Start of Entries supplied

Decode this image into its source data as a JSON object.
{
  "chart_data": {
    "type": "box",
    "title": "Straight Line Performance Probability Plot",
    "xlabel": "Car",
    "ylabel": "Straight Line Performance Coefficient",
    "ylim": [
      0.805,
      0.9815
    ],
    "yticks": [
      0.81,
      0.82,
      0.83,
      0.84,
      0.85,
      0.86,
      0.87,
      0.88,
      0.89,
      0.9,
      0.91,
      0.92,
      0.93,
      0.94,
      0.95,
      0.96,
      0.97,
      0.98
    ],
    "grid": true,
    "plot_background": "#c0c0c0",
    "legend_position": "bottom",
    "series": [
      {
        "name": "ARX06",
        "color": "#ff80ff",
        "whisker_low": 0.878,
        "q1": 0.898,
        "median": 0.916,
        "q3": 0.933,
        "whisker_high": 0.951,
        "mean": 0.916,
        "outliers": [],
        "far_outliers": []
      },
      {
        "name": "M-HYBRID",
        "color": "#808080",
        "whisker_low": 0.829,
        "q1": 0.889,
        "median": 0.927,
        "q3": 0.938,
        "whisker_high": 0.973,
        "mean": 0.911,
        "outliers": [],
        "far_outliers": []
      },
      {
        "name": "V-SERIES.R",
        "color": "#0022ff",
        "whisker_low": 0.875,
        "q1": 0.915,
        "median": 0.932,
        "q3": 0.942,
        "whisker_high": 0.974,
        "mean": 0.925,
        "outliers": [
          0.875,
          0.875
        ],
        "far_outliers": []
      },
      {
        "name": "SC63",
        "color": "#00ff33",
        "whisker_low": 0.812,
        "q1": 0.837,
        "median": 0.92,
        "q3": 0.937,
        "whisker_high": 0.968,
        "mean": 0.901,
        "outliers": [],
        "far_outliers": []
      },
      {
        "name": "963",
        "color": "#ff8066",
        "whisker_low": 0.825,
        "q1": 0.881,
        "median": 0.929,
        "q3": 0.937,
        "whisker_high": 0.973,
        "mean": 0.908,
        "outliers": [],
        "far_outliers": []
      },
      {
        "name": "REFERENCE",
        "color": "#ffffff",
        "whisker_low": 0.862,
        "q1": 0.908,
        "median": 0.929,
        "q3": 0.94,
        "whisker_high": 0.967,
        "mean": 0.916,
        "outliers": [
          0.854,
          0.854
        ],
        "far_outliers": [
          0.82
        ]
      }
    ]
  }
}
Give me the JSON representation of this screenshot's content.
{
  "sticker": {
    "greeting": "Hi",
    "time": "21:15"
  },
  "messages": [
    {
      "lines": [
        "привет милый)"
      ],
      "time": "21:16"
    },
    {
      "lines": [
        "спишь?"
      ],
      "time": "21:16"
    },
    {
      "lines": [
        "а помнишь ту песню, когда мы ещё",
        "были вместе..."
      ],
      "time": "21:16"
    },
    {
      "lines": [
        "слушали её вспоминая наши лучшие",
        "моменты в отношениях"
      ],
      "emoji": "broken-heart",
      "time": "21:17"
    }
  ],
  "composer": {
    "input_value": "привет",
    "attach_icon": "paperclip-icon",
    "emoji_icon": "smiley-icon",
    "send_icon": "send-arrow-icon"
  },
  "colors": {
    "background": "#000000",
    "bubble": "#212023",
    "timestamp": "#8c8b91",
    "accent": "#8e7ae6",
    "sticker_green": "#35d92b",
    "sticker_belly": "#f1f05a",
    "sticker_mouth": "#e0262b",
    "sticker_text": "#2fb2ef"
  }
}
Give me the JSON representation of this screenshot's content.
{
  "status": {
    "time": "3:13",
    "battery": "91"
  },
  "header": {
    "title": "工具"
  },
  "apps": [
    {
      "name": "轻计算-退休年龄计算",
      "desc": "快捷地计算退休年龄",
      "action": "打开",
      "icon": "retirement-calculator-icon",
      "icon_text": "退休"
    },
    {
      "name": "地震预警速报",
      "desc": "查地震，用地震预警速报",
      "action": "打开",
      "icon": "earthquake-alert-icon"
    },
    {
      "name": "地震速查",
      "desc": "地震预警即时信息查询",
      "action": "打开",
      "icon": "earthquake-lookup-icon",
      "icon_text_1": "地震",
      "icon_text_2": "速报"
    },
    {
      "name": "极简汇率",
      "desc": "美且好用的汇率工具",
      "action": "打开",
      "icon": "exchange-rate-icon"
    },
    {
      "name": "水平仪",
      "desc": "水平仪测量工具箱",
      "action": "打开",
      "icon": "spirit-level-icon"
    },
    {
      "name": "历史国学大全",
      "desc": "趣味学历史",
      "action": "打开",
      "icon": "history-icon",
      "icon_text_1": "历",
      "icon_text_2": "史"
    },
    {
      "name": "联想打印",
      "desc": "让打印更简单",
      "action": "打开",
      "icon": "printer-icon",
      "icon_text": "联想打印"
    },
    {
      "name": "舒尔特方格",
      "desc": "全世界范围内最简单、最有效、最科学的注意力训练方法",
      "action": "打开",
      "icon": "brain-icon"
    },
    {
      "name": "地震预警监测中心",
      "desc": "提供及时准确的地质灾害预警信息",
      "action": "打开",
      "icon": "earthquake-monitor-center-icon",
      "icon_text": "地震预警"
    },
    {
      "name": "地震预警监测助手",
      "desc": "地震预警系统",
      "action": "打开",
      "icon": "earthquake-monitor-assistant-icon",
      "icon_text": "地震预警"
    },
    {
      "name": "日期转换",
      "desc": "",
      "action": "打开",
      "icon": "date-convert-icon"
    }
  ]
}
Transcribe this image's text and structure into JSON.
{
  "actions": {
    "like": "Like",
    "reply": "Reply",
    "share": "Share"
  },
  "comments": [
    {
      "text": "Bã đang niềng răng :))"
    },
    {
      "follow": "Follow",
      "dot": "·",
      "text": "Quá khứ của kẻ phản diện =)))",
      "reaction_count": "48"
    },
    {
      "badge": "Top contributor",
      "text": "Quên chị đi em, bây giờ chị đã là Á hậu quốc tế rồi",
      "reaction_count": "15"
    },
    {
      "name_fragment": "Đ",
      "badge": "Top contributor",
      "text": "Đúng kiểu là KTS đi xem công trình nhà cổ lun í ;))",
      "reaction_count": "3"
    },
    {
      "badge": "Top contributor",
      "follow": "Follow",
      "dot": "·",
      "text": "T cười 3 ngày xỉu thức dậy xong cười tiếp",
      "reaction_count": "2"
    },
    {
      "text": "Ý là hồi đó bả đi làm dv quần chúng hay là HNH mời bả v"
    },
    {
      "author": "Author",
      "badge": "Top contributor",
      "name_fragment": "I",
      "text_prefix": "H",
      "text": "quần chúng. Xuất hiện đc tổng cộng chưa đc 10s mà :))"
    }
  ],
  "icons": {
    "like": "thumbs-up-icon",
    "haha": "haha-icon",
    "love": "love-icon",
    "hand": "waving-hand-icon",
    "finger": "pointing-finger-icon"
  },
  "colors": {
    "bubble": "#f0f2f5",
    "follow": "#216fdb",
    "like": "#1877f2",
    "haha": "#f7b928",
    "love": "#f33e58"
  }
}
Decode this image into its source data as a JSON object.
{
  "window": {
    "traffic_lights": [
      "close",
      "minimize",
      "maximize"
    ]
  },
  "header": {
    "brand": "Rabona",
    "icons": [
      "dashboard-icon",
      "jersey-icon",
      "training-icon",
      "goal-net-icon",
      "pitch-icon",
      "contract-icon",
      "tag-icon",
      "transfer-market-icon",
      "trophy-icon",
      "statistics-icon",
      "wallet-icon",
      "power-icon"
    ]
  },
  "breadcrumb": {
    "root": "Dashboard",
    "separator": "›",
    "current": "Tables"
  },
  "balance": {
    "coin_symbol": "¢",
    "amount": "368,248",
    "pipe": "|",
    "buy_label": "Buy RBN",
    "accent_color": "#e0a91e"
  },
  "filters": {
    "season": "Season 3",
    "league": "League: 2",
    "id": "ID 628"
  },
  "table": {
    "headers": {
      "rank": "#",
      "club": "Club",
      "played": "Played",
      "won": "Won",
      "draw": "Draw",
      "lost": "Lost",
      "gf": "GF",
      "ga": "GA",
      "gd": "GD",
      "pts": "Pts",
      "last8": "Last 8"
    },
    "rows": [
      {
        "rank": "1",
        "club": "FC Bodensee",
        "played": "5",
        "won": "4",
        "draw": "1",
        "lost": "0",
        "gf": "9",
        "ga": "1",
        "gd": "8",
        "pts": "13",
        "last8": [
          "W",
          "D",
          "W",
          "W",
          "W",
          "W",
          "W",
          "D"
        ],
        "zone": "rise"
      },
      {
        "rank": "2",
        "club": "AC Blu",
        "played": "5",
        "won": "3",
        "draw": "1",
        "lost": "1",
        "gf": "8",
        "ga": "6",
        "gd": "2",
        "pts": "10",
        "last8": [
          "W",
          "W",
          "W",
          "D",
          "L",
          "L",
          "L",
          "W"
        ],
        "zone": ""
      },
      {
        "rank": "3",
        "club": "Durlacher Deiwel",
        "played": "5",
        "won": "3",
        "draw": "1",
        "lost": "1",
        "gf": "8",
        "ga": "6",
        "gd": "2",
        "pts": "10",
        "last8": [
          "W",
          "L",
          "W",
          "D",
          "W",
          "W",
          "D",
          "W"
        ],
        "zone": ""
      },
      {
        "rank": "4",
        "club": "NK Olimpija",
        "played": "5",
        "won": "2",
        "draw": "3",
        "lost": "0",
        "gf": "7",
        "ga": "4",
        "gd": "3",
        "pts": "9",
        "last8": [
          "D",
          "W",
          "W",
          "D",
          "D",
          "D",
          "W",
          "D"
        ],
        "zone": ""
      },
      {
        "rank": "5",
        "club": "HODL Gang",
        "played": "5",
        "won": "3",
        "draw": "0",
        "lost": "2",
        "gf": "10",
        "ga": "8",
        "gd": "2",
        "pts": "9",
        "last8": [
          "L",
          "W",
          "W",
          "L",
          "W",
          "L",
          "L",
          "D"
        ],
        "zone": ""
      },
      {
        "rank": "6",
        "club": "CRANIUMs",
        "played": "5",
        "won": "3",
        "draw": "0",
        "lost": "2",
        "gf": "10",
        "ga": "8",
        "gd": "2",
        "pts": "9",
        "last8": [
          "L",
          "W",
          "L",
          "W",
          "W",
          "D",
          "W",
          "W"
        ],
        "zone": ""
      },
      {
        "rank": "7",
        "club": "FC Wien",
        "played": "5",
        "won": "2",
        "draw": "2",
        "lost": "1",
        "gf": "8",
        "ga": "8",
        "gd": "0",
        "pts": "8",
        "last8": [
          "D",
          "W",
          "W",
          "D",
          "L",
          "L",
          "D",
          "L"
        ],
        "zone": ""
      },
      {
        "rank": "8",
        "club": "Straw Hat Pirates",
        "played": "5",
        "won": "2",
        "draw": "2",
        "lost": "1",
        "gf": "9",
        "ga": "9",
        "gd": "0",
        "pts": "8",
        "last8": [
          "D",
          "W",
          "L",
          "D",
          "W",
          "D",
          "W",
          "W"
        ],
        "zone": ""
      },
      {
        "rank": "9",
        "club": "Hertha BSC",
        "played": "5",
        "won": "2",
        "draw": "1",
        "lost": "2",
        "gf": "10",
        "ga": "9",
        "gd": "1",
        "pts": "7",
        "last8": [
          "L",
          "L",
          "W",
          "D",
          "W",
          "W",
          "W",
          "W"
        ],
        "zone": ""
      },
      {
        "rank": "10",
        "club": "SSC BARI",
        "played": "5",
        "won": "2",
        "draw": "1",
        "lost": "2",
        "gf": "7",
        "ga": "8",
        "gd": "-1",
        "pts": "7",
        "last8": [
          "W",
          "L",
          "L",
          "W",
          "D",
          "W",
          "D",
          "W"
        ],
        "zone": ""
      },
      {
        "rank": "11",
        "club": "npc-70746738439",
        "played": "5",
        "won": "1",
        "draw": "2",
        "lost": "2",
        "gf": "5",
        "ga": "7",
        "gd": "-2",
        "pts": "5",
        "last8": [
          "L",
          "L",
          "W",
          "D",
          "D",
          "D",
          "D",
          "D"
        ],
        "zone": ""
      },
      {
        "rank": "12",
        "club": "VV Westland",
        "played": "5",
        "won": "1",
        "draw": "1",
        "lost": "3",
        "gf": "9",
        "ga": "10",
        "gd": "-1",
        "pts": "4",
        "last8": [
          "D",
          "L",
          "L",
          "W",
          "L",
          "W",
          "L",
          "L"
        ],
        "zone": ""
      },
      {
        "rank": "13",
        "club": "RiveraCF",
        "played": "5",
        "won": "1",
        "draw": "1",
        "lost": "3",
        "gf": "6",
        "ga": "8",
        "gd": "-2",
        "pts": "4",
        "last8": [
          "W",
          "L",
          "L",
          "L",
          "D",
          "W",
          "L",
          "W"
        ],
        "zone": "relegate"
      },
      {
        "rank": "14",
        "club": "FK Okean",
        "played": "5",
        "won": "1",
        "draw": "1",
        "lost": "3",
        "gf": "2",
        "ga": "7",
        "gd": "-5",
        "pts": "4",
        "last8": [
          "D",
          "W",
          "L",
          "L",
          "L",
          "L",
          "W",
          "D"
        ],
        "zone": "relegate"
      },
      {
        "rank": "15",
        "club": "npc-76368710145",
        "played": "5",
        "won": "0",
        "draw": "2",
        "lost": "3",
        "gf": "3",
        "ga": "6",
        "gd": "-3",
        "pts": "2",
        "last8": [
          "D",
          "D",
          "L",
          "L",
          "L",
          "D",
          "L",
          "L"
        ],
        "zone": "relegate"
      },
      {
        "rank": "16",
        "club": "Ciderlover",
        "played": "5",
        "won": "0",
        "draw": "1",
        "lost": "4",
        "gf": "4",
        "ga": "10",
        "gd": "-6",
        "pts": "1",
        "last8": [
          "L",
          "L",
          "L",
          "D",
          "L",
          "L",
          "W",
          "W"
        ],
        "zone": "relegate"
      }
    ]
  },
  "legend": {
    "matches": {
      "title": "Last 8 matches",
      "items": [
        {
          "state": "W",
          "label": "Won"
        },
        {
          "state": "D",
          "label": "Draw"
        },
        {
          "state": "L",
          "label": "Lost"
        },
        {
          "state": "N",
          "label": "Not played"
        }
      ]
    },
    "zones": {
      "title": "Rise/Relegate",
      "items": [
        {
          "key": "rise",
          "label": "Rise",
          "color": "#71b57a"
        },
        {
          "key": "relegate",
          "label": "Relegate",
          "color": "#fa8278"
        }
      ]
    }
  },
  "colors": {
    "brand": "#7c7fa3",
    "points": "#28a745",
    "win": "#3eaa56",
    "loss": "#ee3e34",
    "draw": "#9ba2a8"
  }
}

End of Entries supplied

■ **Challenge**
Where a line holds "monitor", copy that line.

■ **Response to this exercise**
      "icon": "earthquake-monitor-center-icon",
      "icon": "earthquake-monitor-assistant-icon",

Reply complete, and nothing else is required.